• **DESCRIPTION OF THE TASK**: Copy each record exactly as it reads, leaving out any pictures it holds.

— Begin PROVIDED RECORDS —

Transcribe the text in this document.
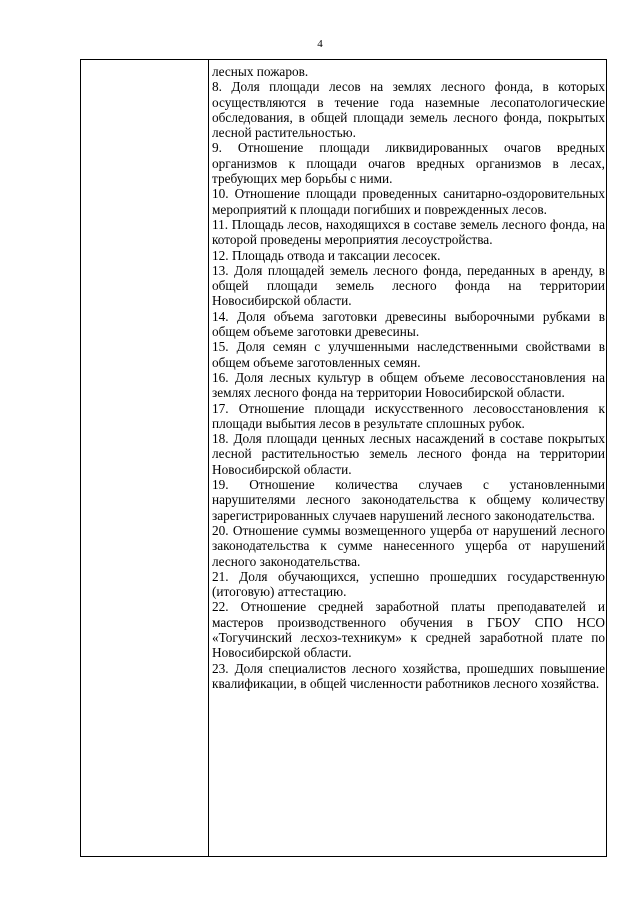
4

лесных пожаров.

8. Доля площади лесов на землях лесного фонда, в которых осуществляются в течение года наземные лесопатологические обследования, в общей площади земель лесного фонда, покрытых лесной растительностью.

9. Отношение площади ликвидированных очагов вредных организмов к площади очагов вредных организмов в лесах, требующих мер борьбы с ними.

10. Отношение площади проведенных санитарно-оздоровительных мероприятий к площади погибших и поврежденных лесов.

11. Площадь лесов, находящихся в составе земель лесного фонда, на которой проведены мероприятия лесоустройства.

12. Площадь отвода и таксации лесосек.

13. Доля площадей земель лесного фонда, переданных в аренду, в общей площади земель лесного фонда на территории Новосибирской области.

14. Доля объема заготовки древесины выборочными рубками в общем объеме заготовки древесины.

15. Доля семян с улучшенными наследственными свойствами в общем объеме заготовленных семян.

16. Доля лесных культур в общем объеме лесовосстановления на землях лесного фонда на территории Новосибирской области.

17. Отношение площади искусственного лесовосстановления к площади выбытия лесов в результате сплошных рубок.

18. Доля площади ценных лесных насаждений в составе покрытых лесной растительностью земель лесного фонда на территории Новосибирской области.

19. Отношение количества случаев с установленными нарушителями лесного законодательства к общему количеству зарегистрированных случаев нарушений лесного законодательства.

20. Отношение суммы возмещенного ущерба от нарушений лесного законодательства к сумме нанесенного ущерба от нарушений лесного законодательства.

21. Доля обучающихся, успешно прошедших государственную (итоговую) аттестацию.

22. Отношение средней заработной платы преподавателей и мастеров производственного обучения в ГБОУ СПО НСО «Тогучинский лесхоз-техникум» к средней заработной плате по Новосибирской области.

23. Доля специалистов лесного хозяйства, прошедших повышение квалификации, в общей численности работников лесного хозяйства.
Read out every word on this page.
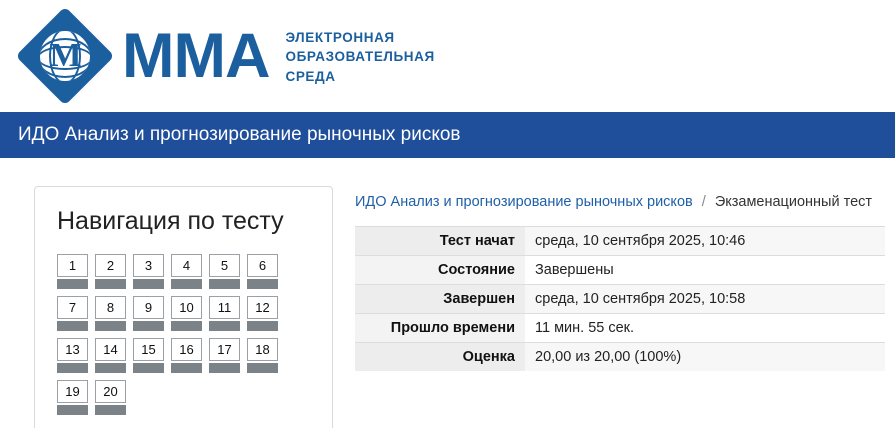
M MMA ЭЛЕКТРОННАЯ
ОБРАЗОВАТЕЛЬНАЯ
СРЕДА
ИДО Анализ и прогнозирование рыночных рисков
Навигация по тесту
1	2	3	4	5	6
7	8	9	10	11	12
13	14	15	16	17	18
19	20
ИДО Анализ и прогнозирование рыночных рисков / Экзаменационный тест
Тест начат	среда, 10 сентября 2025, 10:46
Состояние	Завершены
Завершен	среда, 10 сентября 2025, 10:58
Прошло времени	11 мин. 55 сек.
Оценка	20,00 из 20,00 (100%)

— End PROVIDED RECORDS —

• **REPLY**:
Transcribe the text in this document.
4

лесных пожаров.

8. Доля площади лесов на землях лесного фонда, в которых осуществляются в течение года наземные лесопатологические обследования, в общей площади земель лесного фонда, покрытых лесной растительностью.

9. Отношение площади ликвидированных очагов вредных организмов к площади очагов вредных организмов в лесах, требующих мер борьбы с ними.

10. Отношение площади проведенных санитарно-оздоровительных мероприятий к площади погибших и поврежденных лесов.

11. Площадь лесов, находящихся в составе земель лесного фонда, на которой проведены мероприятия лесоустройства.

12. Площадь отвода и таксации лесосек.

13. Доля площадей земель лесного фонда, переданных в аренду, в общей площади земель лесного фонда на территории Новосибирской области.

14. Доля объема заготовки древесины выборочными рубками в общем объеме заготовки древесины.

15. Доля семян с улучшенными наследственными свойствами в общем объеме заготовленных семян.

16. Доля лесных культур в общем объеме лесовосстановления на землях лесного фонда на территории Новосибирской области.

17. Отношение площади искусственного лесовосстановления к площади выбытия лесов в результате сплошных рубок.

18. Доля площади ценных лесных насаждений в составе покрытых лесной растительностью земель лесного фонда на территории Новосибирской области.

19. Отношение количества случаев с установленными нарушителями лесного законодательства к общему количеству зарегистрированных случаев нарушений лесного законодательства.

20. Отношение суммы возмещенного ущерба от нарушений лесного законодательства к сумме нанесенного ущерба от нарушений лесного законодательства.

21. Доля обучающихся, успешно прошедших государственную (итоговую) аттестацию.

22. Отношение средней заработной платы преподавателей и мастеров производственного обучения в ГБОУ СПО НСО «Тогучинский лесхоз-техникум» к средней заработной плате по Новосибирской области.

23. Доля специалистов лесного хозяйства, прошедших повышение квалификации, в общей численности работников лесного хозяйства.
Read out every word on this page.
M MMA ЭЛЕКТРОННАЯ
ОБРАЗОВАТЕЛЬНАЯ
СРЕДА
ИДО Анализ и прогнозирование рыночных рисков
Навигация по тесту
1	2	3	4	5	6
7	8	9	10	11	12
13	14	15	16	17	18
19	20
ИДО Анализ и прогнозирование рыночных рисков / Экзаменационный тест
Тест начат	среда, 10 сентября 2025, 10:46
Состояние	Завершены
Завершен	среда, 10 сентября 2025, 10:58
Прошло времени	11 мин. 55 сек.
Оценка	20,00 из 20,00 (100%)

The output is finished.